WORK TASK
Each line in the entries below that holds the string "Windows" is to be listed.

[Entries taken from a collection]
= Beginning of Section =

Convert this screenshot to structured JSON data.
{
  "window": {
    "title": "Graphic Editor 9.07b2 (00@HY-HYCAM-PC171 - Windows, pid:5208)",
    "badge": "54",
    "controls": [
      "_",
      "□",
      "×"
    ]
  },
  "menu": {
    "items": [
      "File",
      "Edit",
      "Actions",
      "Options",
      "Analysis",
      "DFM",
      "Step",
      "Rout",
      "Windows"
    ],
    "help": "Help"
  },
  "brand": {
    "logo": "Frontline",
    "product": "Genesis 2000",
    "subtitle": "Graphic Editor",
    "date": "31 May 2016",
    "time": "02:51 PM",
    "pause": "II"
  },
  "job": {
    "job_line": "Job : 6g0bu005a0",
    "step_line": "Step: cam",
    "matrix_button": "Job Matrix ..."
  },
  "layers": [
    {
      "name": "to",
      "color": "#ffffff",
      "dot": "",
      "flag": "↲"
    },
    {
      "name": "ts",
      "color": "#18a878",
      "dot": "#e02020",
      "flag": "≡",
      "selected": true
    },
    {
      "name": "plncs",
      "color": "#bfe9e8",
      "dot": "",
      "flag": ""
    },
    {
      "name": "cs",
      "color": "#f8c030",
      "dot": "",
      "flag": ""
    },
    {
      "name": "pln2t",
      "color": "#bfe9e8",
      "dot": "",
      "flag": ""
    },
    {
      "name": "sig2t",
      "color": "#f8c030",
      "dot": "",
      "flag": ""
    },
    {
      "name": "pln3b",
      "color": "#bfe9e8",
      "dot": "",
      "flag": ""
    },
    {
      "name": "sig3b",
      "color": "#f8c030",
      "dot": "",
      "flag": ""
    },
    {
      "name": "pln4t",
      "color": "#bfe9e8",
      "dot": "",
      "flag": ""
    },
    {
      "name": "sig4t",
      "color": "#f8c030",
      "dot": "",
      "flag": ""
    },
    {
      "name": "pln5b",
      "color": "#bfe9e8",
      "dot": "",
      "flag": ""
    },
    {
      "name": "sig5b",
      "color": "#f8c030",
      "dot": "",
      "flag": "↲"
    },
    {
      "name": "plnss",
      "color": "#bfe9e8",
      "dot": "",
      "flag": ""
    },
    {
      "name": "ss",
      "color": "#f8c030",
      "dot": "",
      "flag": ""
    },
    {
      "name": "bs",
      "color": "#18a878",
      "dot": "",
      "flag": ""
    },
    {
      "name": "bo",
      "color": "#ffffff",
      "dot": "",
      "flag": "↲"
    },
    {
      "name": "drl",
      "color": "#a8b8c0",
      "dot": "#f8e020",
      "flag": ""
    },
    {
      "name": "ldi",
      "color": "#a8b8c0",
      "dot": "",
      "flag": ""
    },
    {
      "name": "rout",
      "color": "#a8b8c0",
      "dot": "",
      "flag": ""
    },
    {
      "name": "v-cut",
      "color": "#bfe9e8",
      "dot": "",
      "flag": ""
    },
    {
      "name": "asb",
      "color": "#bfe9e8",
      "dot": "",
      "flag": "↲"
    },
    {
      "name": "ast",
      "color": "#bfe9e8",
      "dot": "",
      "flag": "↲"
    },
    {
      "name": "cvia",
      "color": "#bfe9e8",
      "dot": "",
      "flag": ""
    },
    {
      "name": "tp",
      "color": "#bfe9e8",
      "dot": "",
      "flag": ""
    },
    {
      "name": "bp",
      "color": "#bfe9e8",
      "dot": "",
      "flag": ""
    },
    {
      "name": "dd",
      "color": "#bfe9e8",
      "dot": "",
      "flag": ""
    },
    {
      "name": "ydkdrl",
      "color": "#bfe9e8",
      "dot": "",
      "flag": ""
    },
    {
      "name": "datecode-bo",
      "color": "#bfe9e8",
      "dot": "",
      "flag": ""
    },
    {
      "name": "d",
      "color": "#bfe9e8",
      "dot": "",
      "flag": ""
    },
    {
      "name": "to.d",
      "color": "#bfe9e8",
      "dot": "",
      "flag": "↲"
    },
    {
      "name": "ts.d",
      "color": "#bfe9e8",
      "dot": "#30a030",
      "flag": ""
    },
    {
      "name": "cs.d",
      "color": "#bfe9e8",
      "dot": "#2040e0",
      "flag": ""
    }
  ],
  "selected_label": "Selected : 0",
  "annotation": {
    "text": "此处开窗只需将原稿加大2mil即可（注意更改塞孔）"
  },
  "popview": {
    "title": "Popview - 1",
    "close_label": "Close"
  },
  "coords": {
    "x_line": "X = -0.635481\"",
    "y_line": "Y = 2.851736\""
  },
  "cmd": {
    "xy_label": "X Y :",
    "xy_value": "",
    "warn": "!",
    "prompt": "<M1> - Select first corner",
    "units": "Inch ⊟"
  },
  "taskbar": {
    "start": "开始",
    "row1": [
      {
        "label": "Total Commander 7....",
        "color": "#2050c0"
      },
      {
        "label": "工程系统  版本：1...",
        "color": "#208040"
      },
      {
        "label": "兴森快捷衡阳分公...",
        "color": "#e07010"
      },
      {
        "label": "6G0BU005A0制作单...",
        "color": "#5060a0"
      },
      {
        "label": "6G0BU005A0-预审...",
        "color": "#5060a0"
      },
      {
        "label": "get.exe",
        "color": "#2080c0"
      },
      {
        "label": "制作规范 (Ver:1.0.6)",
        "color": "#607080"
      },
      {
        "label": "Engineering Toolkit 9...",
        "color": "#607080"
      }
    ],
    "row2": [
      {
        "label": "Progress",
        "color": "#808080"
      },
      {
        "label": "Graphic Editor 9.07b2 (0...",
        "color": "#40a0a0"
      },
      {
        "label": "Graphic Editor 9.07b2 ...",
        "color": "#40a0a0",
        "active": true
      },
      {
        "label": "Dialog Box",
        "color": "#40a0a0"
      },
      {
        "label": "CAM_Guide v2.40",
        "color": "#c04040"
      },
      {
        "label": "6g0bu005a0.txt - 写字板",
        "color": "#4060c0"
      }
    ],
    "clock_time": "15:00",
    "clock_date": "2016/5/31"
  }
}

= End of Section =

EXERCISE OUTPUT
    "title": "Graphic Editor 9.07b2 (00@HY-HYCAM-PC171 - Windows, pid:5208)",
      "Windows"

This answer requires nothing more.